(Work to be completed):
What follows is a set of entries. Repeat them exactly, but not their pictures.

## START

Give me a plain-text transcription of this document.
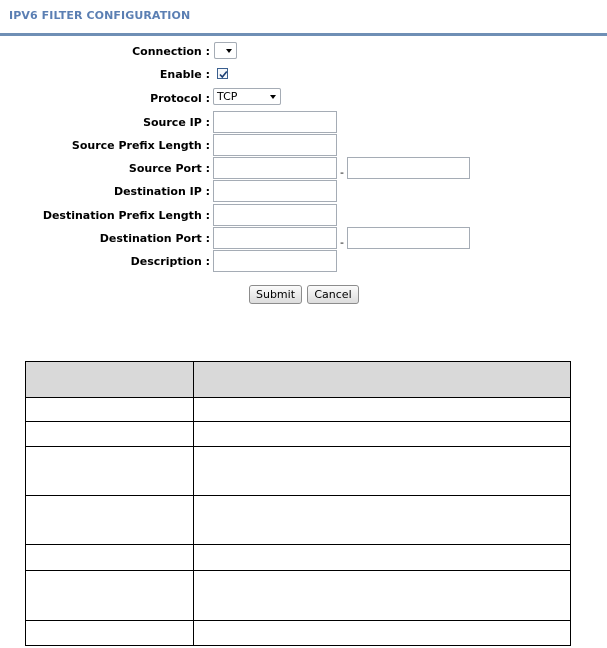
IPV6 FILTER CONFIGURATION
Connection :
Enable :
Protocol : TCP
Source IP :
Source Prefix Length :
Source Port :	-
Destination IP :
Destination Prefix Length :
Destination Port :	-
Description :
Submit	Cancel
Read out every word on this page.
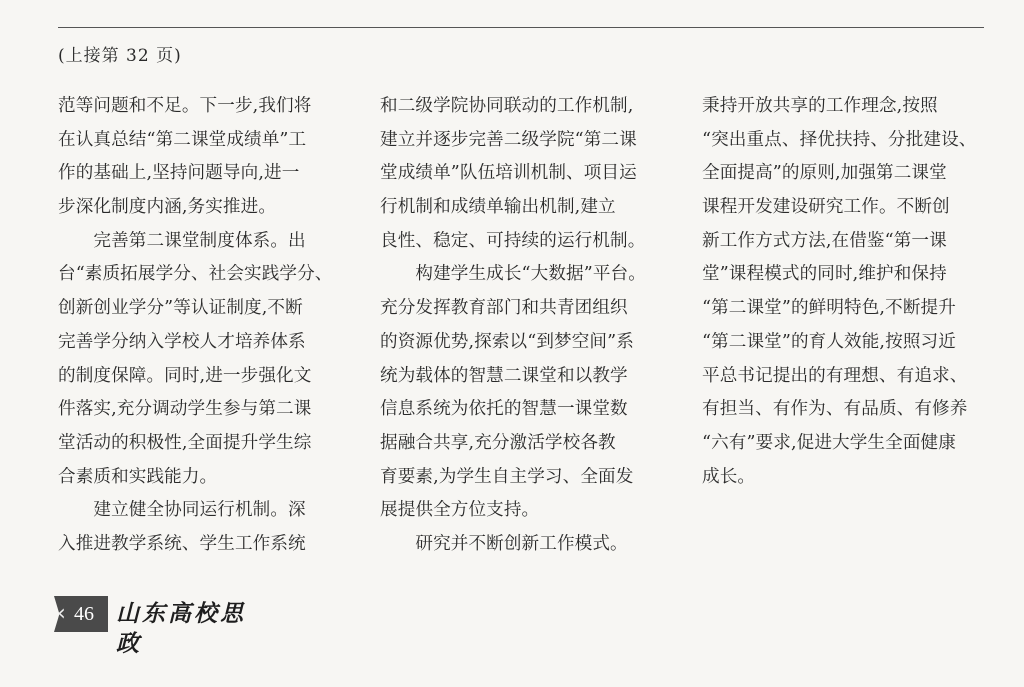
(上接第 32 页)
范等问题和不足。下一步,我们将
在认真总结“第二课堂成绩单”工
作的基础上,坚持问题导向,进一
步深化制度内涵,务实推进。
　　完善第二课堂制度体系。出
台“素质拓展学分、社会实践学分、
创新创业学分”等认证制度,不断
完善学分纳入学校人才培养体系
的制度保障。同时,进一步强化文
件落实,充分调动学生参与第二课
堂活动的积极性,全面提升学生综
合素质和实践能力。
　　建立健全协同运行机制。深
入推进教学系统、学生工作系统
和二级学院协同联动的工作机制,
建立并逐步完善二级学院“第二课
堂成绩单”队伍培训机制、项目运
行机制和成绩单输出机制,建立
良性、稳定、可持续的运行机制。
　　构建学生成长“大数据”平台。
充分发挥教育部门和共青团组织
的资源优势,探索以“到梦空间”系
统为载体的智慧二课堂和以教学
信息系统为依托的智慧一课堂数
据融合共享,充分激活学校各教
育要素,为学生自主学习、全面发
展提供全方位支持。
　　研究并不断创新工作模式。
秉持开放共享的工作理念,按照
“突出重点、择优扶持、分批建设、
全面提高”的原则,加强第二课堂
课程开发建设研究工作。不断创
新工作方式方法,在借鉴“第一课
堂”课程模式的同时,维护和保持
“第二课堂”的鲜明特色,不断提升
“第二课堂”的育人效能,按照习近
平总书记提出的有理想、有追求、
有担当、有作为、有品质、有修养
“六有”要求,促进大学生全面健康
成长。
‹ 46 山东高校思政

## END

(Output for this task):
Give me a plain-text transcription of this document.
IPV6 FILTER CONFIGURATION
Connection :
Enable :
Protocol : TCP
Source IP :
Source Prefix Length :
Source Port :	-
Destination IP :
Destination Prefix Length :
Destination Port :	-
Description :
Submit	Cancel
Read out every word on this page.
(上接第 32 页)
范等问题和不足。下一步,我们将
在认真总结“第二课堂成绩单”工
作的基础上,坚持问题导向,进一
步深化制度内涵,务实推进。
　　完善第二课堂制度体系。出
台“素质拓展学分、社会实践学分、
创新创业学分”等认证制度,不断
完善学分纳入学校人才培养体系
的制度保障。同时,进一步强化文
件落实,充分调动学生参与第二课
堂活动的积极性,全面提升学生综
合素质和实践能力。
　　建立健全协同运行机制。深
入推进教学系统、学生工作系统
和二级学院协同联动的工作机制,
建立并逐步完善二级学院“第二课
堂成绩单”队伍培训机制、项目运
行机制和成绩单输出机制,建立
良性、稳定、可持续的运行机制。
　　构建学生成长“大数据”平台。
充分发挥教育部门和共青团组织
的资源优势,探索以“到梦空间”系
统为载体的智慧二课堂和以教学
信息系统为依托的智慧一课堂数
据融合共享,充分激活学校各教
育要素,为学生自主学习、全面发
展提供全方位支持。
　　研究并不断创新工作模式。
秉持开放共享的工作理念,按照
“突出重点、择优扶持、分批建设、
全面提高”的原则,加强第二课堂
课程开发建设研究工作。不断创
新工作方式方法,在借鉴“第一课
堂”课程模式的同时,维护和保持
“第二课堂”的鲜明特色,不断提升
“第二课堂”的育人效能,按照习近
平总书记提出的有理想、有追求、
有担当、有作为、有品质、有修养
“六有”要求,促进大学生全面健康
成长。
‹ 46 山东高校思政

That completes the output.